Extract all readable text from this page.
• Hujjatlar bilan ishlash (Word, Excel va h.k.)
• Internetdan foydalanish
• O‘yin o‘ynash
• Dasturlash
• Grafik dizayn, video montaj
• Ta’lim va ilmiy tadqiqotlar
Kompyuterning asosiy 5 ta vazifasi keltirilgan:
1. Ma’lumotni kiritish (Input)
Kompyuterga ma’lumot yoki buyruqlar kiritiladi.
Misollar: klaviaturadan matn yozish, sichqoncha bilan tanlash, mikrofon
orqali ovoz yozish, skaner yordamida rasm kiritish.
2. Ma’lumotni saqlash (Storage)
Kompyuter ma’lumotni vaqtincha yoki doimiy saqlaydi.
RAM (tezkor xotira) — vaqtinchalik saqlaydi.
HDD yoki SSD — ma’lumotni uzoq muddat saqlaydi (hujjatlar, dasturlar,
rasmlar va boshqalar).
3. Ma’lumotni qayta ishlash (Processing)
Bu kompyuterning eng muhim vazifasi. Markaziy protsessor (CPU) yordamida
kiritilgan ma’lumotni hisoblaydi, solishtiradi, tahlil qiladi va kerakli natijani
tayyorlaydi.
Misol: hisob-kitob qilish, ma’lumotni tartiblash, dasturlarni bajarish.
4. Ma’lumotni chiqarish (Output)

==================================================

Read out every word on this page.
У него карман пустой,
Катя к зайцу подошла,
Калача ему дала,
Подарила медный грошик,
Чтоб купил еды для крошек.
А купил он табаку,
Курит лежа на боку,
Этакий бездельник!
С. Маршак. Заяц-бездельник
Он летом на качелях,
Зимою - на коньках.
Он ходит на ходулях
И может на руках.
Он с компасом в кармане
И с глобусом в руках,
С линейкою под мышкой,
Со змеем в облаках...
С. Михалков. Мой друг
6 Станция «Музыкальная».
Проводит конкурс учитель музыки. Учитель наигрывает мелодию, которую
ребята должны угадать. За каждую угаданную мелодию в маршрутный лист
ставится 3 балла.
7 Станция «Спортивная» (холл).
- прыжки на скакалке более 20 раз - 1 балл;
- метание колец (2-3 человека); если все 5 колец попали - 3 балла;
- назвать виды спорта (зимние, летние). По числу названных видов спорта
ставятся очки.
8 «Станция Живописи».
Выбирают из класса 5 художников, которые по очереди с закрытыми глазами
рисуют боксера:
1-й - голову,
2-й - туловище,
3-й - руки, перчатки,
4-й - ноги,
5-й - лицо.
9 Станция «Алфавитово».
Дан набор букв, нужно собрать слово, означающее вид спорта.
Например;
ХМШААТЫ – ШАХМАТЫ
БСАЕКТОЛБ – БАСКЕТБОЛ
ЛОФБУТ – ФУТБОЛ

==================================================

■ What you will do
Report only how many lines in the entries contain "lumotni".

■ Solution below
8